Short exercise: Reproduce the entries word for word, and omit any picture you find in them.

Provided records:

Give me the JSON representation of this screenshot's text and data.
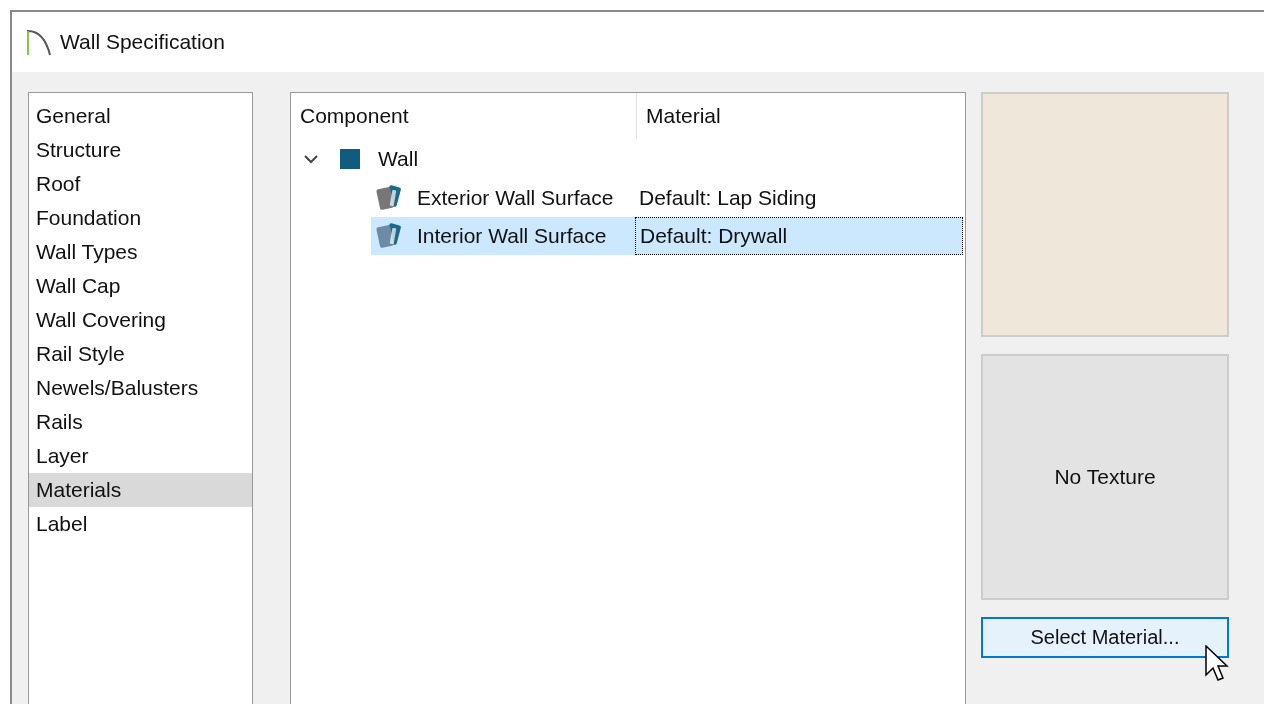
{
  "window": {
    "title": "Wall Specification"
  },
  "categories": [
    {
      "label": "General",
      "selected": false
    },
    {
      "label": "Structure",
      "selected": false
    },
    {
      "label": "Roof",
      "selected": false
    },
    {
      "label": "Foundation",
      "selected": false
    },
    {
      "label": "Wall Types",
      "selected": false
    },
    {
      "label": "Wall Cap",
      "selected": false
    },
    {
      "label": "Wall Covering",
      "selected": false
    },
    {
      "label": "Rail Style",
      "selected": false
    },
    {
      "label": "Newels/Balusters",
      "selected": false
    },
    {
      "label": "Rails",
      "selected": false
    },
    {
      "label": "Layer",
      "selected": false
    },
    {
      "label": "Materials",
      "selected": true
    },
    {
      "label": "Label",
      "selected": false
    }
  ],
  "tree": {
    "columns": [
      "Component",
      "Material"
    ],
    "rows": [
      {
        "component": "Wall",
        "expanded": true,
        "selected": false,
        "children": [
          {
            "component": "Exterior Wall Surface",
            "material": "Default: Lap Siding",
            "selected": false
          },
          {
            "component": "Interior Wall Surface",
            "material": "Default: Drywall",
            "selected": true
          }
        ]
      }
    ]
  },
  "texture_preview": {
    "text": "No Texture"
  },
  "select_button": {
    "label": "Select Material..."
  }
}
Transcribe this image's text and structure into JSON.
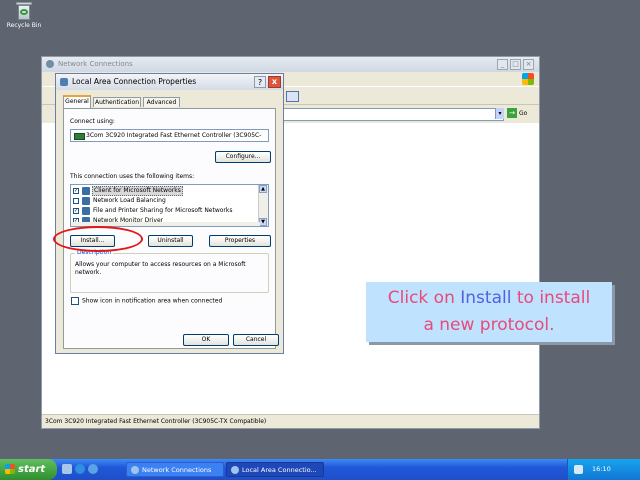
{
  "desktop": {
    "recycle_bin_label": "Recycle Bin"
  },
  "network_window": {
    "title": "Network Connections",
    "address_go_label": "Go",
    "status_text": "3Com 3C920 Integrated Fast Ethernet Controller (3C905C-TX Compatible)"
  },
  "dialog": {
    "title": "Local Area Connection Properties",
    "help_label": "?",
    "close_label": "x",
    "tabs": [
      "General",
      "Authentication",
      "Advanced"
    ],
    "connect_using_label": "Connect using:",
    "adapter_name": "3Com 3C920 Integrated Fast Ethernet Controller (3C905C-",
    "configure_label": "Configure...",
    "items_label": "This connection uses the following items:",
    "items": [
      {
        "label": "Client for Microsoft Networks",
        "checked": true,
        "selected": true,
        "check_mark": "✓"
      },
      {
        "label": "Network Load Balancing",
        "checked": false,
        "selected": false,
        "check_mark": ""
      },
      {
        "label": "File and Printer Sharing for Microsoft Networks",
        "checked": true,
        "selected": false,
        "check_mark": "✓"
      },
      {
        "label": "Network Monitor Driver",
        "checked": true,
        "selected": false,
        "check_mark": "✓"
      }
    ],
    "install_label": "Install...",
    "uninstall_label": "Uninstall",
    "properties_label": "Properties",
    "description_label": "Description",
    "description_text": "Allows your computer to access resources on a Microsoft network.",
    "show_icon_label": "Show icon in notification area when connected",
    "ok_label": "OK",
    "cancel_label": "Cancel"
  },
  "callout": {
    "prefix": "Click on ",
    "highlight": "Install",
    "suffix": " to install",
    "line2": "a new protocol."
  },
  "taskbar": {
    "start_label": "start",
    "tasks": [
      "Network Connections",
      "Local Area Connectio..."
    ],
    "language": "EN",
    "clock": "16:10"
  },
  "colors": {
    "callout_bg": "#bfe2ff",
    "callout_text": "#e84a7a",
    "callout_highlight": "#5560e0",
    "annotation_circle": "#e01818"
  }
}
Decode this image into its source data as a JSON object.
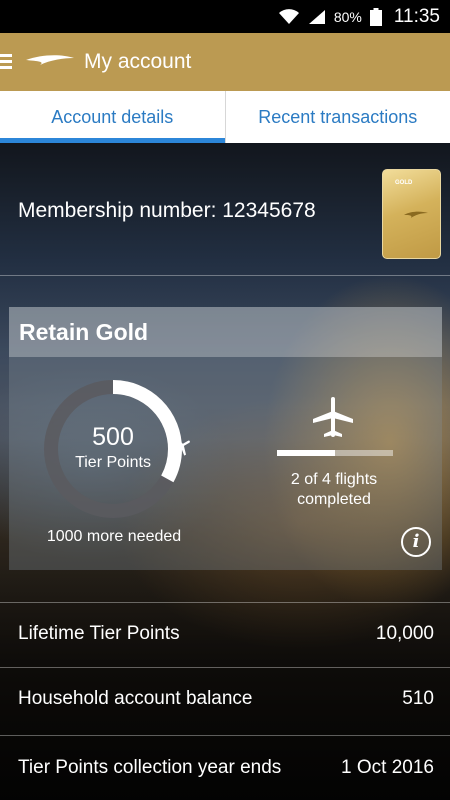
{
  "status_bar": {
    "battery_pct": "80%",
    "time": "11:35"
  },
  "app_bar": {
    "title": "My account"
  },
  "tabs": [
    {
      "label": "Account details",
      "active": true
    },
    {
      "label": "Recent transactions",
      "active": false
    }
  ],
  "membership": {
    "label": "Membership number: 12345678",
    "card_tier": "GOLD"
  },
  "tier_panel": {
    "title": "Retain Gold",
    "tier_points_value": "500",
    "tier_points_label": "Tier Points",
    "needed_text": "1000 more needed",
    "ring_progress": 0.33,
    "flights_text_line1": "2 of 4 flights",
    "flights_text_line2": "completed",
    "flights_progress": 0.5
  },
  "rows": [
    {
      "label": "Lifetime Tier Points",
      "value": "10,000"
    },
    {
      "label": "Household account balance",
      "value": "510"
    },
    {
      "label": "Tier Points collection year ends",
      "value": "1 Oct 2016"
    }
  ],
  "colors": {
    "accent_gold": "#bb9a52",
    "tab_blue": "#2b7bc3",
    "tab_indicator": "#2c86d8"
  }
}
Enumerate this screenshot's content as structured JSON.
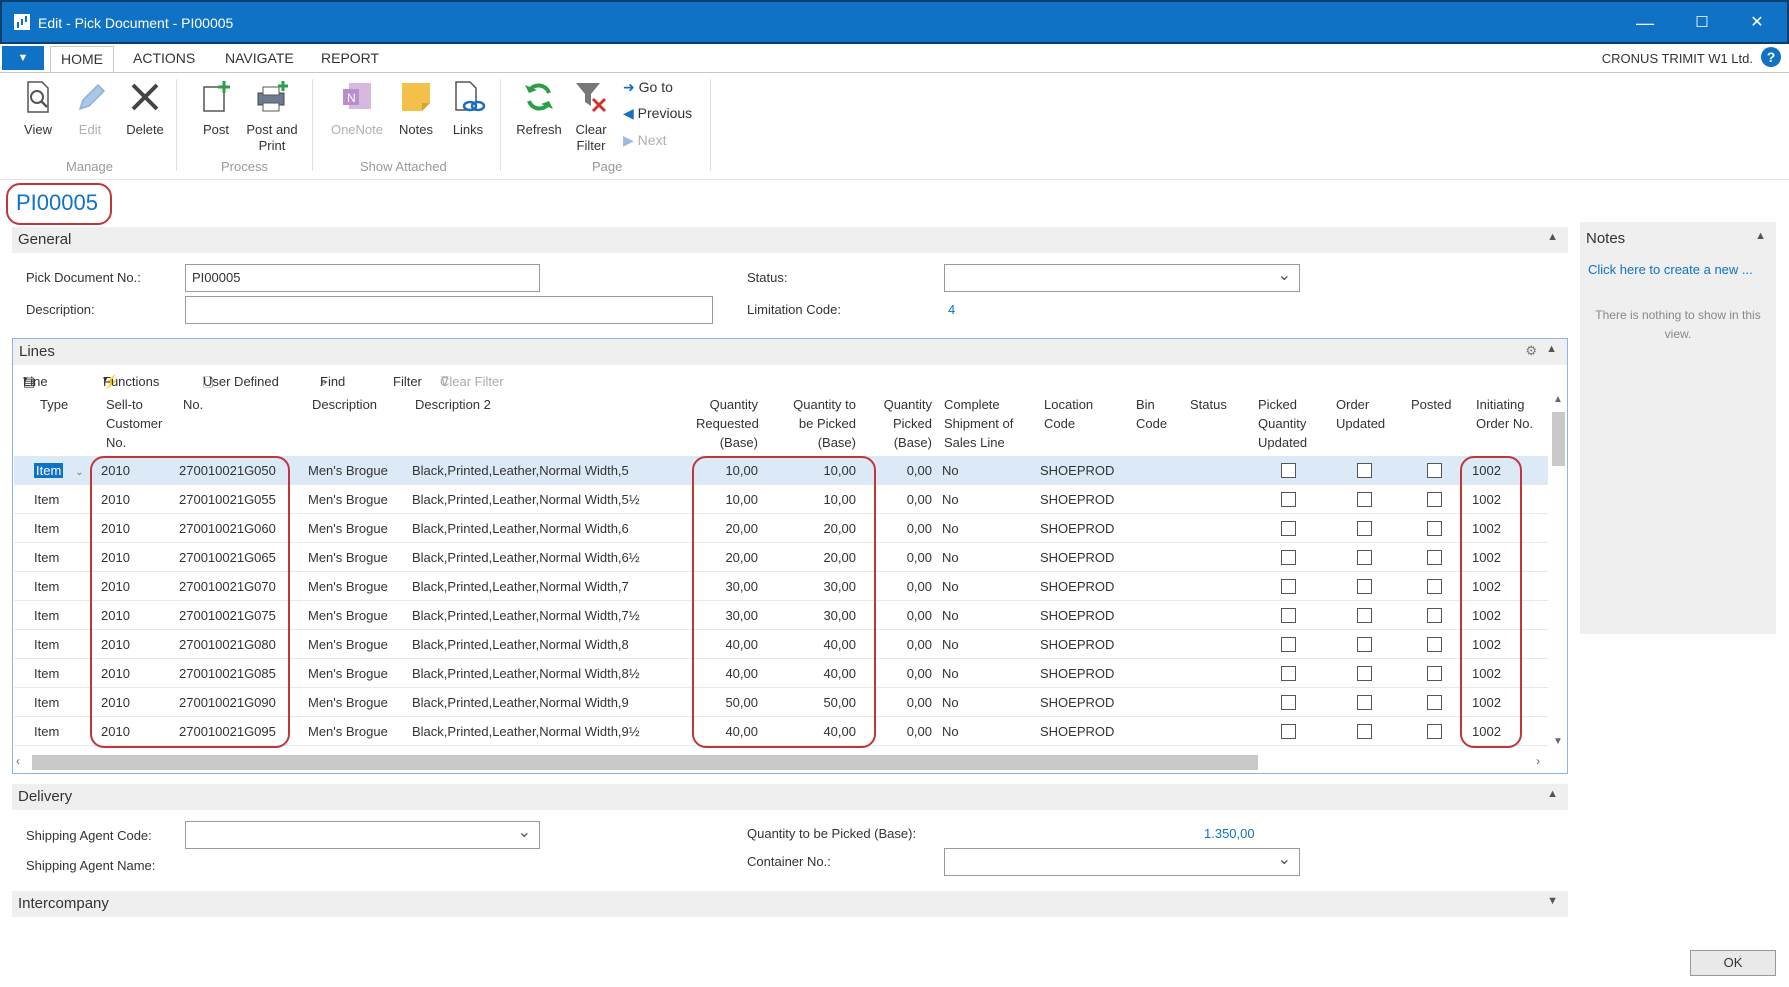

Reply:
Give me the JSON representation of this screenshot's text and data.
{
  "window": {
    "title": "Wall Specification"
  },
  "categories": [
    {
      "label": "General",
      "selected": false
    },
    {
      "label": "Structure",
      "selected": false
    },
    {
      "label": "Roof",
      "selected": false
    },
    {
      "label": "Foundation",
      "selected": false
    },
    {
      "label": "Wall Types",
      "selected": false
    },
    {
      "label": "Wall Cap",
      "selected": false
    },
    {
      "label": "Wall Covering",
      "selected": false
    },
    {
      "label": "Rail Style",
      "selected": false
    },
    {
      "label": "Newels/Balusters",
      "selected": false
    },
    {
      "label": "Rails",
      "selected": false
    },
    {
      "label": "Layer",
      "selected": false
    },
    {
      "label": "Materials",
      "selected": true
    },
    {
      "label": "Label",
      "selected": false
    }
  ],
  "tree": {
    "columns": [
      "Component",
      "Material"
    ],
    "rows": [
      {
        "component": "Wall",
        "expanded": true,
        "selected": false,
        "children": [
          {
            "component": "Exterior Wall Surface",
            "material": "Default: Lap Siding",
            "selected": false
          },
          {
            "component": "Interior Wall Surface",
            "material": "Default: Drywall",
            "selected": true
          }
        ]
      }
    ]
  },
  "texture_preview": {
    "text": "No Texture"
  },
  "select_button": {
    "label": "Select Material..."
  }
}
Transcribe this image's text and structure into JSON.
{
  "desktop": {
    "recycle_bin_label": "Recycle Bin"
  },
  "network_window": {
    "title": "Network Connections",
    "address_go_label": "Go",
    "status_text": "3Com 3C920 Integrated Fast Ethernet Controller (3C905C-TX Compatible)"
  },
  "dialog": {
    "title": "Local Area Connection Properties",
    "help_label": "?",
    "close_label": "x",
    "tabs": [
      "General",
      "Authentication",
      "Advanced"
    ],
    "connect_using_label": "Connect using:",
    "adapter_name": "3Com 3C920 Integrated Fast Ethernet Controller (3C905C-",
    "configure_label": "Configure...",
    "items_label": "This connection uses the following items:",
    "items": [
      {
        "label": "Client for Microsoft Networks",
        "checked": true,
        "selected": true,
        "check_mark": "✓"
      },
      {
        "label": "Network Load Balancing",
        "checked": false,
        "selected": false,
        "check_mark": ""
      },
      {
        "label": "File and Printer Sharing for Microsoft Networks",
        "checked": true,
        "selected": false,
        "check_mark": "✓"
      },
      {
        "label": "Network Monitor Driver",
        "checked": true,
        "selected": false,
        "check_mark": "✓"
      }
    ],
    "install_label": "Install...",
    "uninstall_label": "Uninstall",
    "properties_label": "Properties",
    "description_label": "Description",
    "description_text": "Allows your computer to access resources on a Microsoft network.",
    "show_icon_label": "Show icon in notification area when connected",
    "ok_label": "OK",
    "cancel_label": "Cancel"
  },
  "callout": {
    "prefix": "Click on ",
    "highlight": "Install",
    "suffix": " to install",
    "line2": "a new protocol."
  },
  "taskbar": {
    "start_label": "start",
    "tasks": [
      "Network Connections",
      "Local Area Connectio..."
    ],
    "language": "EN",
    "clock": "16:10"
  },
  "colors": {
    "callout_bg": "#bfe2ff",
    "callout_text": "#e84a7a",
    "callout_highlight": "#5560e0",
    "annotation_circle": "#e01818"
  }
}
Decode this image into its source data as a JSON object.
{
  "status_bar": {
    "battery_pct": "80%",
    "time": "11:35"
  },
  "app_bar": {
    "title": "My account"
  },
  "tabs": [
    {
      "label": "Account details",
      "active": true
    },
    {
      "label": "Recent transactions",
      "active": false
    }
  ],
  "membership": {
    "label": "Membership number: 12345678",
    "card_tier": "GOLD"
  },
  "tier_panel": {
    "title": "Retain Gold",
    "tier_points_value": "500",
    "tier_points_label": "Tier Points",
    "needed_text": "1000 more needed",
    "ring_progress": 0.33,
    "flights_text_line1": "2 of 4 flights",
    "flights_text_line2": "completed",
    "flights_progress": 0.5
  },
  "rows": [
    {
      "label": "Lifetime Tier Points",
      "value": "10,000"
    },
    {
      "label": "Household account balance",
      "value": "510"
    },
    {
      "label": "Tier Points collection year ends",
      "value": "1 Oct 2016"
    }
  ],
  "colors": {
    "accent_gold": "#bb9a52",
    "tab_blue": "#2b7bc3",
    "tab_indicator": "#2c86d8"
  }
}
Enumerate this screenshot's content as structured JSON.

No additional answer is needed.